Short task | Bring together all lines of the material below that contain the string "this".
------ Record extracts ------
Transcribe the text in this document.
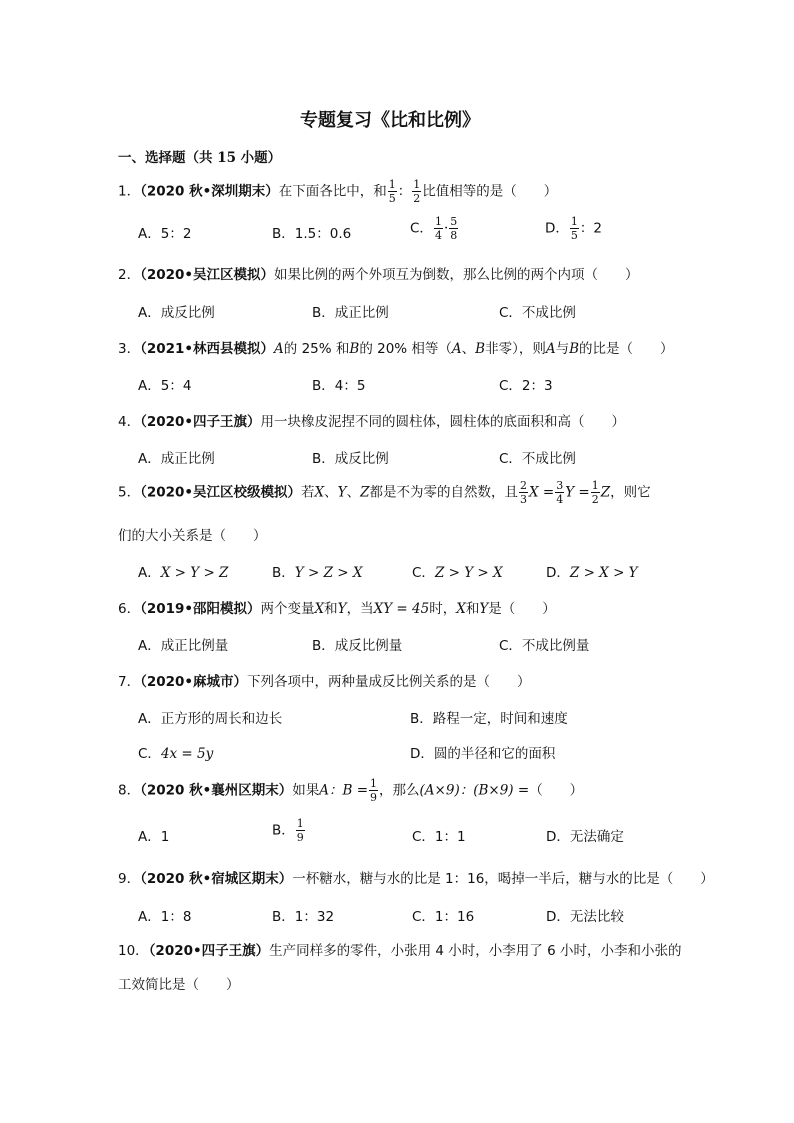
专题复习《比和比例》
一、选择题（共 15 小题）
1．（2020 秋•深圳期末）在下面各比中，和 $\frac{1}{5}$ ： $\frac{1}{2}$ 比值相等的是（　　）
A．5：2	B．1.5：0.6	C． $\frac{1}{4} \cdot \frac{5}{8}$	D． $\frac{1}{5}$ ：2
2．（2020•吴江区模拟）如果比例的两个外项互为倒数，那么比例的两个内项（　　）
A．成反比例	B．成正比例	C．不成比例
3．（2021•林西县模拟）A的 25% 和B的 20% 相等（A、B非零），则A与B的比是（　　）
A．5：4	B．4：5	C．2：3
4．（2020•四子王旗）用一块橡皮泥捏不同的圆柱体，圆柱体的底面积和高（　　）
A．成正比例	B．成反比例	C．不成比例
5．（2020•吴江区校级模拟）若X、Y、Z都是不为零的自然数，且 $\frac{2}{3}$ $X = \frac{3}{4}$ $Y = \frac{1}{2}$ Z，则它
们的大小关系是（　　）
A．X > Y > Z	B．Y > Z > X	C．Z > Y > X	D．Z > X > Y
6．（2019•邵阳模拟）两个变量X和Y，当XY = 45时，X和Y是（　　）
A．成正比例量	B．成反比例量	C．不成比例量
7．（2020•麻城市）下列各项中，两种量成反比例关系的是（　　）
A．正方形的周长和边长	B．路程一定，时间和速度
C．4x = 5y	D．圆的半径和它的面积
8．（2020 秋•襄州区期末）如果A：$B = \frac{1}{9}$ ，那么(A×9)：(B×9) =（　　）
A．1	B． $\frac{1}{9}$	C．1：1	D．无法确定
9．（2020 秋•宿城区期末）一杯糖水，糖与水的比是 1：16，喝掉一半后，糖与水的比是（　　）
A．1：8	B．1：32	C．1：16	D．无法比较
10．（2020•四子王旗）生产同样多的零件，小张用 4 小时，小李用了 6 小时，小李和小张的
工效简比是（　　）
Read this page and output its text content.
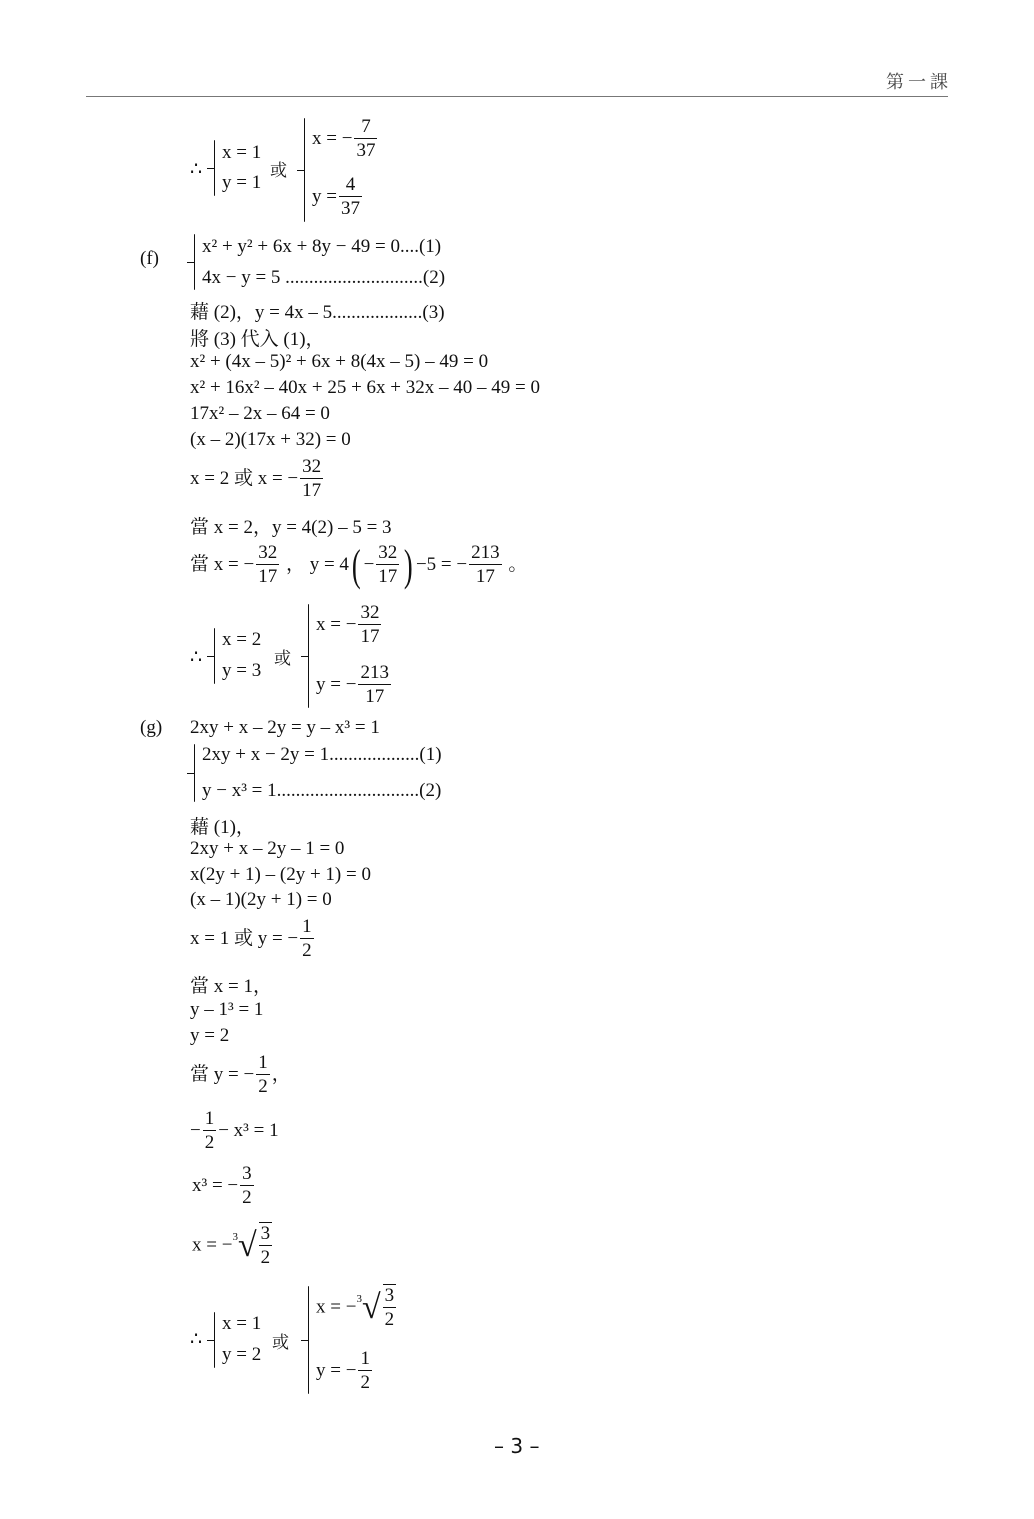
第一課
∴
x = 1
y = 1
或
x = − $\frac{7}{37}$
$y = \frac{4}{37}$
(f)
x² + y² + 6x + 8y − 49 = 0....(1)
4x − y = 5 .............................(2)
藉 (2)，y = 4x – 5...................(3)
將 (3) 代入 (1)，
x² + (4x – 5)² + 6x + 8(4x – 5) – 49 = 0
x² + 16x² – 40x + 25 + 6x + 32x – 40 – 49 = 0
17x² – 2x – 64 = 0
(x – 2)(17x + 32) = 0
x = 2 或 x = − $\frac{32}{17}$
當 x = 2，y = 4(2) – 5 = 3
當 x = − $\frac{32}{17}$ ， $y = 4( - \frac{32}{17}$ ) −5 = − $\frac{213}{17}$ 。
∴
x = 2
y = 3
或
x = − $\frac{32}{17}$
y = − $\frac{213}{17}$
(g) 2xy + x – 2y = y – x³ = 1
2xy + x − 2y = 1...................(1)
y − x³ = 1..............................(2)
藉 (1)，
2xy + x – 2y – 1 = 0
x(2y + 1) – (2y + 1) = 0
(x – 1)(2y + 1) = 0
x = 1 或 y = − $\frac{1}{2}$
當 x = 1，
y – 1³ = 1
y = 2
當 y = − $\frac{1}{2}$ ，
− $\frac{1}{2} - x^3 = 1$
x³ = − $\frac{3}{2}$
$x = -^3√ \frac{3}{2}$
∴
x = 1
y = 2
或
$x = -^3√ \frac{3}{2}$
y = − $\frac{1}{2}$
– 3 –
------
Expected output |
Transcribe the text in this document.
Read this page and output its text content.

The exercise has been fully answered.